In the records below, tally every line containing "offset". Report only the total.

------------------------------------------------

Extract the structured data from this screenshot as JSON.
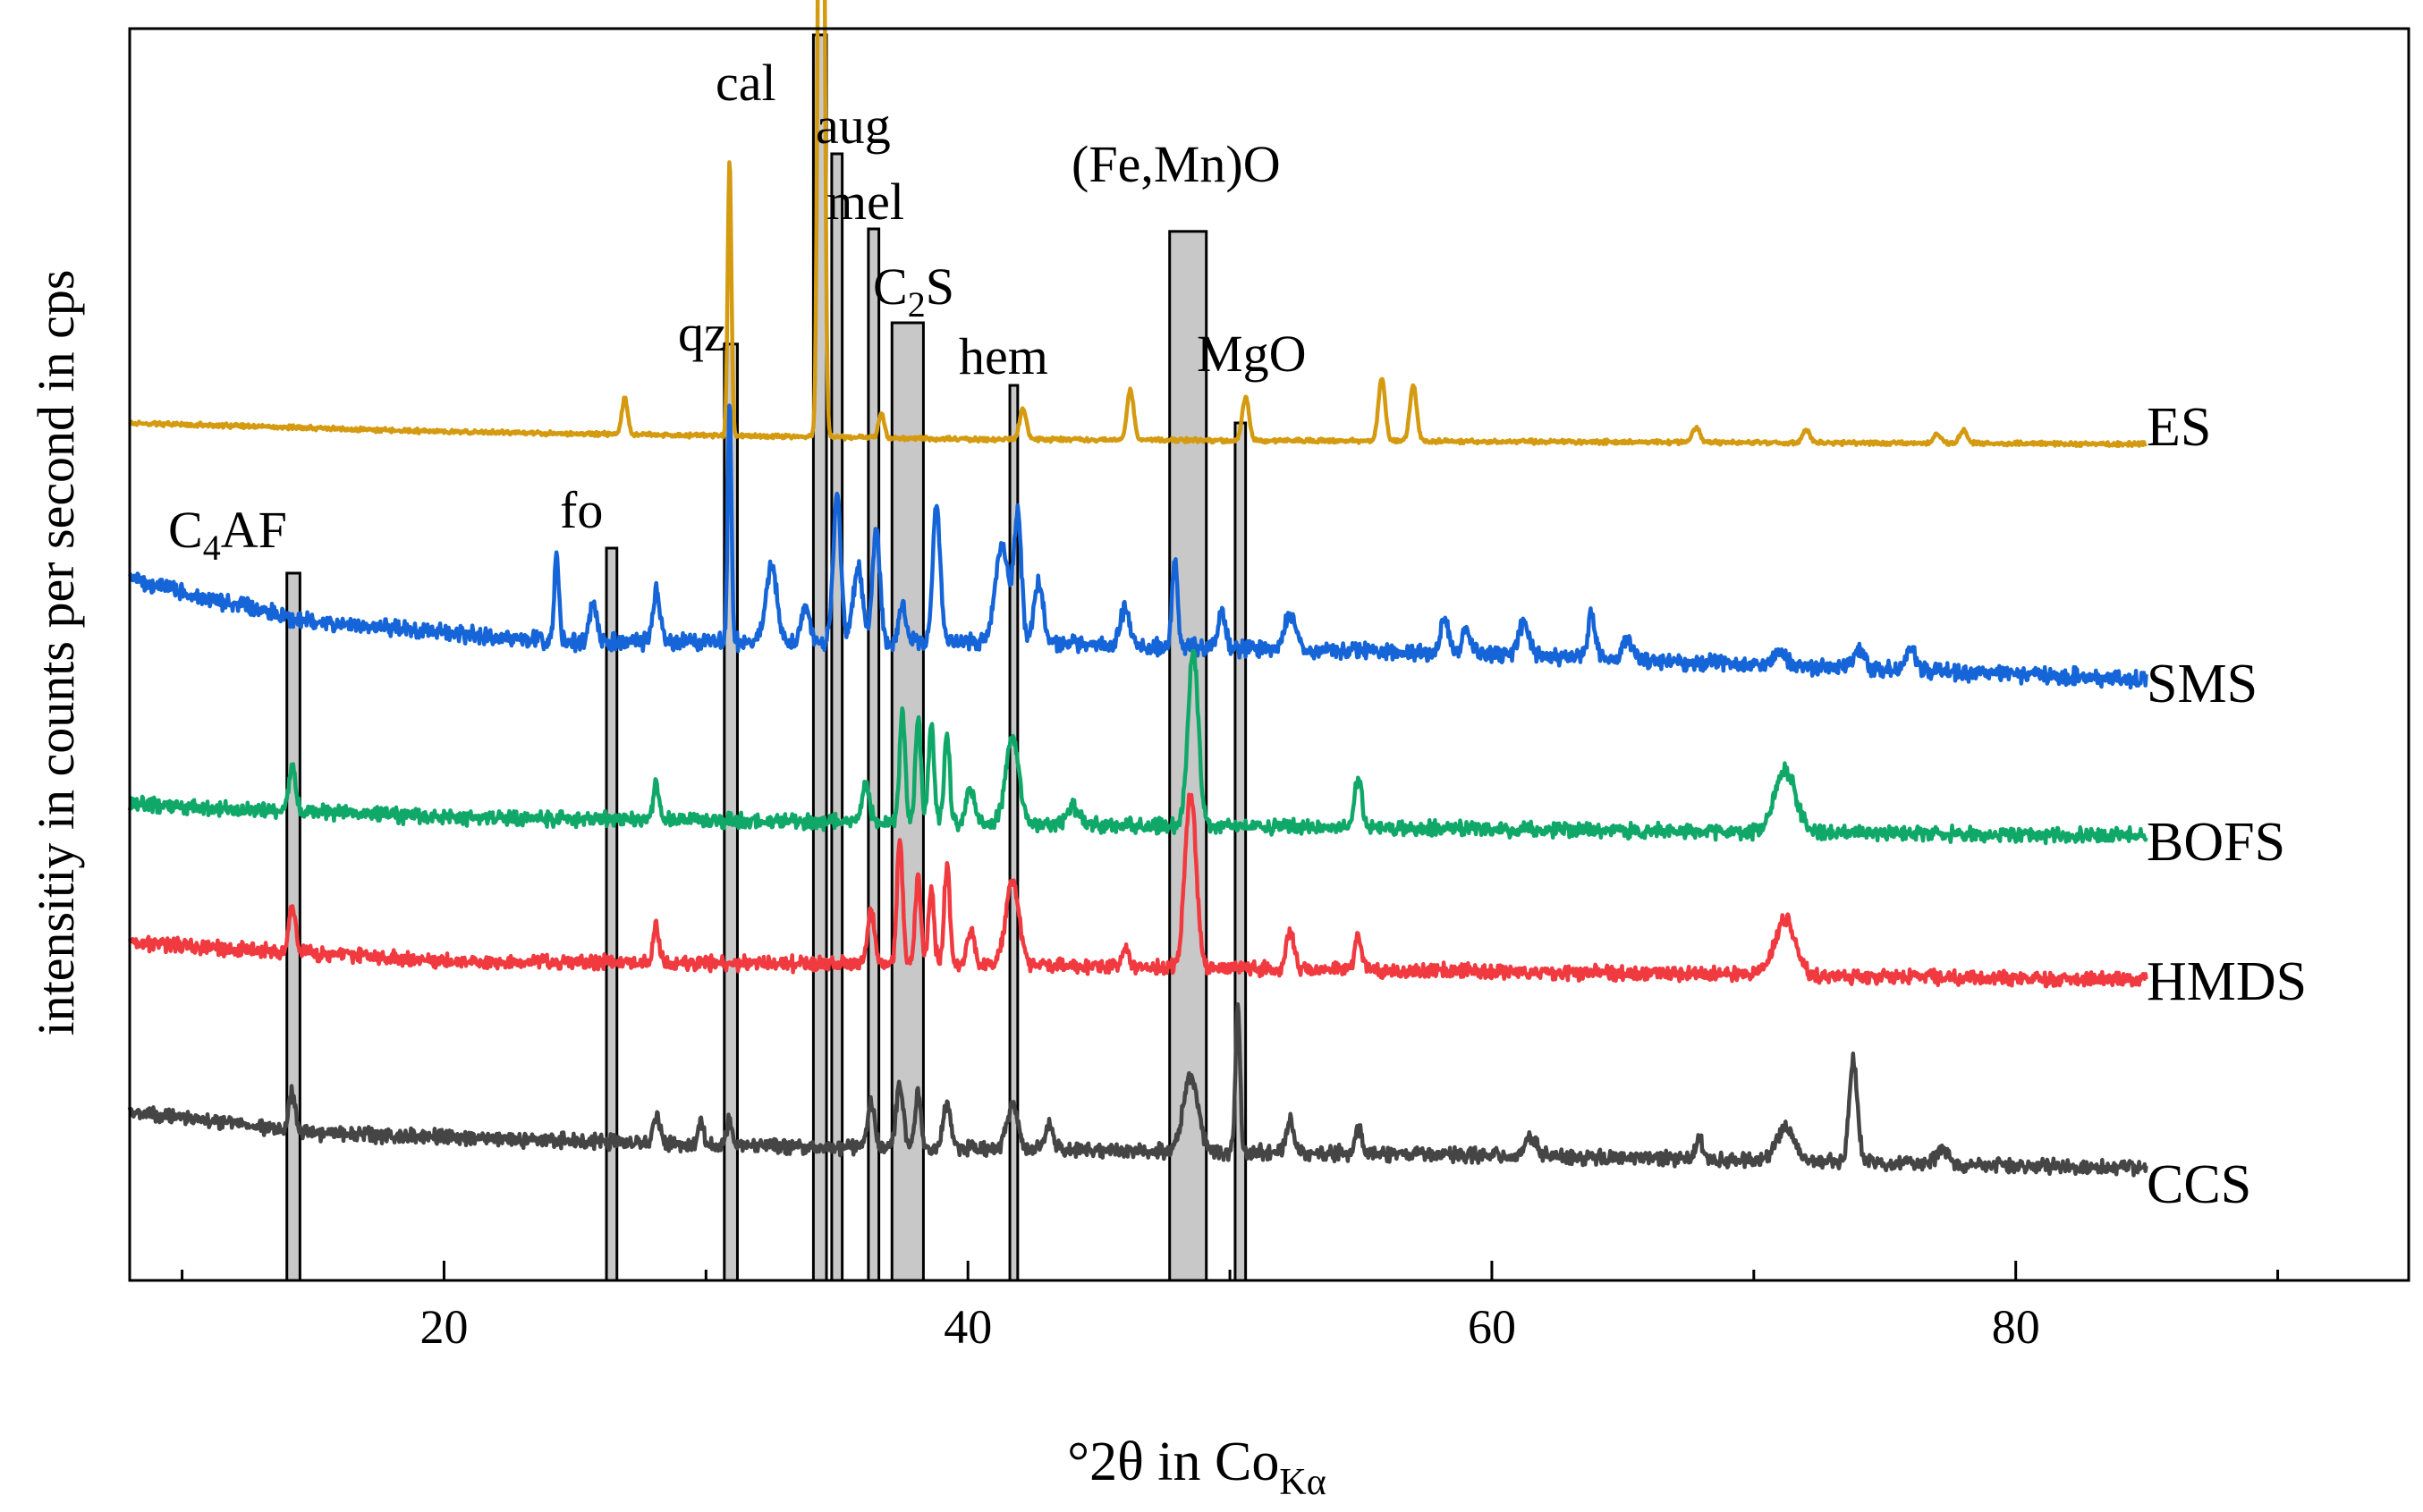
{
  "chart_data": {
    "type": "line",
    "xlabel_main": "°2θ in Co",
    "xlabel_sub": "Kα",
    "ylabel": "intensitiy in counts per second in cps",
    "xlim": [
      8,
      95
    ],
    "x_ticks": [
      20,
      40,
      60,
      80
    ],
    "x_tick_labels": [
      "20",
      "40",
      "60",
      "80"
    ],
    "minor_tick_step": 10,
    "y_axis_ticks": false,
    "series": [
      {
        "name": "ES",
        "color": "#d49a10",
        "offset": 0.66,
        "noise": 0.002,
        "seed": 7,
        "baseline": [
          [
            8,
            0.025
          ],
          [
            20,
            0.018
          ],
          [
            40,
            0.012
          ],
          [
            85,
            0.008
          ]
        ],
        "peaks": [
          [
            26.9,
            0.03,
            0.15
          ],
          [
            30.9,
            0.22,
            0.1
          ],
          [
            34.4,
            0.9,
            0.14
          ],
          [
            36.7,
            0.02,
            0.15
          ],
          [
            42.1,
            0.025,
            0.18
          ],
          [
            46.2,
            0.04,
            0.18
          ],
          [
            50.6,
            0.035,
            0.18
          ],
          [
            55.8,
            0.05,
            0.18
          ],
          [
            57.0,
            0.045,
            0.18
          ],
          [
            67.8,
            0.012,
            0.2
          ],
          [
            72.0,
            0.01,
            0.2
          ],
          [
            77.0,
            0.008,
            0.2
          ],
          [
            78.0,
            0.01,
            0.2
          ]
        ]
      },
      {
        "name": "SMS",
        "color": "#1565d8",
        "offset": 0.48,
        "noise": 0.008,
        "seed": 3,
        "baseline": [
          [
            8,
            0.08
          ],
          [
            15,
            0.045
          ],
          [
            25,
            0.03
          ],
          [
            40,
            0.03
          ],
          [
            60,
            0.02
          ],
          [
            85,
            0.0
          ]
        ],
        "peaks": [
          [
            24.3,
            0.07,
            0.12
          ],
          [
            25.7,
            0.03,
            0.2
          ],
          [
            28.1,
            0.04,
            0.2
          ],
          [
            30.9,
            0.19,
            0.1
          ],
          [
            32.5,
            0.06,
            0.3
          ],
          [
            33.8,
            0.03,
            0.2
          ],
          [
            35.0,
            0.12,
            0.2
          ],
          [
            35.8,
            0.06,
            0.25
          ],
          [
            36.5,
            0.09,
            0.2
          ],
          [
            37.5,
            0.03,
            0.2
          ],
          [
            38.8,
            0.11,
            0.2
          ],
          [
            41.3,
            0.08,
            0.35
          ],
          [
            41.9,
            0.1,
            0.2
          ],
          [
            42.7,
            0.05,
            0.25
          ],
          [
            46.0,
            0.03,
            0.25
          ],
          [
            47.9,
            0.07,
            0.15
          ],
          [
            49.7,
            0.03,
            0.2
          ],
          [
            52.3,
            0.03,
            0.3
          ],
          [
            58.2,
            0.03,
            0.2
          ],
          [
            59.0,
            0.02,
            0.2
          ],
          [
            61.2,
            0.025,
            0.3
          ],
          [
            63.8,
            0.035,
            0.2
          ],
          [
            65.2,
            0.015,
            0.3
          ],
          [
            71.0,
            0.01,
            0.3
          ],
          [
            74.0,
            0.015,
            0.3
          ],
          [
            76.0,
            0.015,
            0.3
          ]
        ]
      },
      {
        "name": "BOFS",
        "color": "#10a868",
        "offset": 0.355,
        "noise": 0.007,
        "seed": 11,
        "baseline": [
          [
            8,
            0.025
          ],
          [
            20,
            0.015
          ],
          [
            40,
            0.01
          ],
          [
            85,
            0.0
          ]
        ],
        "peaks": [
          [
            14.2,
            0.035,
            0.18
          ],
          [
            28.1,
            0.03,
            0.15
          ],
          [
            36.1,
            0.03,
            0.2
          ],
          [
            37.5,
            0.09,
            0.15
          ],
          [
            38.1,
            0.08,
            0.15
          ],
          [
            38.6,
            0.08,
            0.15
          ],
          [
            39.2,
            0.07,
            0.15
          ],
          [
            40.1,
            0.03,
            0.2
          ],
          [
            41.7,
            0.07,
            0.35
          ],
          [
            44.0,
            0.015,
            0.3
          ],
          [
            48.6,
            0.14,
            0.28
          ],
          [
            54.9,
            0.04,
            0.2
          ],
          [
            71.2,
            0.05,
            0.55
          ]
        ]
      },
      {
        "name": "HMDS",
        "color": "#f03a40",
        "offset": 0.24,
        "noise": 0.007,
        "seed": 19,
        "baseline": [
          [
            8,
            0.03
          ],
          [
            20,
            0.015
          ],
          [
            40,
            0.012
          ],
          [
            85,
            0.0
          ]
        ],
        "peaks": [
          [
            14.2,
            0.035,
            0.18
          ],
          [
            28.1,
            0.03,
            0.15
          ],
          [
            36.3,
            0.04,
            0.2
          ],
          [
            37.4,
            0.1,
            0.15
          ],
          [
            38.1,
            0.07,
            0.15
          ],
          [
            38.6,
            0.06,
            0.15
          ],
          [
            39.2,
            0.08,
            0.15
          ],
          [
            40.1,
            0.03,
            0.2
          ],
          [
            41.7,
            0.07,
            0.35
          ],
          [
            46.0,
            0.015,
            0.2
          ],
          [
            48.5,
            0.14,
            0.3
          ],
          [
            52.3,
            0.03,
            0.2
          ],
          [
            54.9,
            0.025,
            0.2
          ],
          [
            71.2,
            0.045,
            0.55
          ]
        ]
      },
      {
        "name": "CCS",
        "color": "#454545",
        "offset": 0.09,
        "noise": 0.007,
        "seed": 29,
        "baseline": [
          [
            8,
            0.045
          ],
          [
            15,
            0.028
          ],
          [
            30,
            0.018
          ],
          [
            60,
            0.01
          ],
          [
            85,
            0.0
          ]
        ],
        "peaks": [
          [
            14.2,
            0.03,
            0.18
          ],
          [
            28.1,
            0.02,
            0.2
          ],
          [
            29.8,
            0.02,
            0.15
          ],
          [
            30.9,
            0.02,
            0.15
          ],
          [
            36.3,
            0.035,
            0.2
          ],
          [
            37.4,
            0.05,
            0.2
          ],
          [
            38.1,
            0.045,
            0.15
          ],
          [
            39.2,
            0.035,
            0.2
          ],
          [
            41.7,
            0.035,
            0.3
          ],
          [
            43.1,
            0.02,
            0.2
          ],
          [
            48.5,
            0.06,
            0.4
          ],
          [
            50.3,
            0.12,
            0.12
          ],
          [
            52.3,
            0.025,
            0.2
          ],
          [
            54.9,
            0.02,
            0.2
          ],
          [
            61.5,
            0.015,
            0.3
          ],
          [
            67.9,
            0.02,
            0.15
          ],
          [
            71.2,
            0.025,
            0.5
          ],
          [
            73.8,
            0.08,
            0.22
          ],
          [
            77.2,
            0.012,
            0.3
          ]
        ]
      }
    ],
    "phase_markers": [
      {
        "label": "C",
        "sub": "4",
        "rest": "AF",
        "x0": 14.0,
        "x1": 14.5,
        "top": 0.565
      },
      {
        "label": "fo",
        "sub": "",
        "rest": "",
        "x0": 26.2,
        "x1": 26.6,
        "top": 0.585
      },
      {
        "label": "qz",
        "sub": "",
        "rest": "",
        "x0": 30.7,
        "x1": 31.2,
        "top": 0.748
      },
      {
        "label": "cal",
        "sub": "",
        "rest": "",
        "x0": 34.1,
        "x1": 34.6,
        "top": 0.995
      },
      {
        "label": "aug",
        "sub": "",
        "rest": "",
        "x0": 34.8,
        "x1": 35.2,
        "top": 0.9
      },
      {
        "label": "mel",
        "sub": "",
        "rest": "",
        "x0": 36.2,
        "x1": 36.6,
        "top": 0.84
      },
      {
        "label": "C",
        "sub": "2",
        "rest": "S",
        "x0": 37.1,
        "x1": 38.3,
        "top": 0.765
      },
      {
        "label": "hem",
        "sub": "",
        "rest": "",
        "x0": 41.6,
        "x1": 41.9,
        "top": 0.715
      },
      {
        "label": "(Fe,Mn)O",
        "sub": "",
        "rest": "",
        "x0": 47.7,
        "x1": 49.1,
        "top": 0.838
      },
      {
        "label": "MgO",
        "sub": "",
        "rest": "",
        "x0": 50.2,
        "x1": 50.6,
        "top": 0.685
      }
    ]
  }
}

------------------------------------------------

(Task output) 5